● **WORK REQUIRED**
Locate every line in the records below that holds the word "JSON" and return each one.
** Begin DATA RECORDS **
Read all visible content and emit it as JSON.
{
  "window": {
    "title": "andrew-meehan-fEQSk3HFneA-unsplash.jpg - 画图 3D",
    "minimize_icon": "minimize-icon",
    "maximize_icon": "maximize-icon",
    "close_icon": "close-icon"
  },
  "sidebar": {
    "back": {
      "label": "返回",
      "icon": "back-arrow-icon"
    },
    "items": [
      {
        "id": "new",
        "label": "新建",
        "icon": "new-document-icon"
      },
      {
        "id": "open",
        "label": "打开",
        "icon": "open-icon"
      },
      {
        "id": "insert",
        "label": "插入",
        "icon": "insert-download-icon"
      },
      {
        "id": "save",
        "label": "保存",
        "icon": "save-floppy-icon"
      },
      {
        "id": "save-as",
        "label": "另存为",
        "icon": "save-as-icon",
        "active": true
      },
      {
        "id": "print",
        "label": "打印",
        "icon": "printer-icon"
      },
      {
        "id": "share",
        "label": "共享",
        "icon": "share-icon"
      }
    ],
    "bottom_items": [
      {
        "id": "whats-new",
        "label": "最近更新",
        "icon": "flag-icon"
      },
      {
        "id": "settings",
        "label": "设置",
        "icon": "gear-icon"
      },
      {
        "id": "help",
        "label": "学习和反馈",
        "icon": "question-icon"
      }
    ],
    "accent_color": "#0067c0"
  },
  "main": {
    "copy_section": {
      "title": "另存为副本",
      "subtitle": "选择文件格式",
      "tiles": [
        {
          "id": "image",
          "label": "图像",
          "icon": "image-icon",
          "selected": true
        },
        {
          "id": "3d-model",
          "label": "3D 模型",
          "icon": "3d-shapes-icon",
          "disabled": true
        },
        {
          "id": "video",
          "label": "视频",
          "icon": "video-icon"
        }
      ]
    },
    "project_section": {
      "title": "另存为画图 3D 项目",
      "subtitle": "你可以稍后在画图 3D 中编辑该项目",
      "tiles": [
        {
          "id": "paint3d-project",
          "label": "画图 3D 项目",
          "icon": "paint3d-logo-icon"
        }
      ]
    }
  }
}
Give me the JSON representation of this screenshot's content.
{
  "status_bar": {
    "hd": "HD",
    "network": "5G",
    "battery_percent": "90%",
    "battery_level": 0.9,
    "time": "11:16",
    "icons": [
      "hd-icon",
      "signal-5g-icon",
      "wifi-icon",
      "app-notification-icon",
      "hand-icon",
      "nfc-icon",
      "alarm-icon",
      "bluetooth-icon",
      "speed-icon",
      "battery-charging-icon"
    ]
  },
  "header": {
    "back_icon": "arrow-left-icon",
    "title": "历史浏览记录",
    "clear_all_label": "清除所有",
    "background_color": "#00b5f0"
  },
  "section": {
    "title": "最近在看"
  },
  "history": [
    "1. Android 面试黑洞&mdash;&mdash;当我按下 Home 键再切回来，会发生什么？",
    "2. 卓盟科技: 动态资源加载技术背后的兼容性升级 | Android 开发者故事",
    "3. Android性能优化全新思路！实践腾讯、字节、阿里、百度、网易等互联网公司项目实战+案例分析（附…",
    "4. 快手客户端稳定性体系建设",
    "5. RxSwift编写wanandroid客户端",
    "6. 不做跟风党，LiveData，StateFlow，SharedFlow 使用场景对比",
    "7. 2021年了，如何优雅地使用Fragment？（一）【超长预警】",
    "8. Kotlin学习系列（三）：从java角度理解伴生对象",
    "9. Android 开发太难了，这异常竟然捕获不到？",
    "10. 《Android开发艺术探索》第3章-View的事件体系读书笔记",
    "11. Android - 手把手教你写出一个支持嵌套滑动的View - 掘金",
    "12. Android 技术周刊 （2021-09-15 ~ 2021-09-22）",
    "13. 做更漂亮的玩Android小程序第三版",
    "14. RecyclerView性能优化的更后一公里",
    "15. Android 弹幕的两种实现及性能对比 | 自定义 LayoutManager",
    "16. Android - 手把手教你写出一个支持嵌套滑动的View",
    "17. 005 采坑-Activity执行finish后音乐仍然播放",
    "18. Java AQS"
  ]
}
** End DATA RECORDS **
● **SOLUTION FOR THIS TASK**
Read all visible content and emit it as JSON.
Give me the JSON representation of this screenshot's content.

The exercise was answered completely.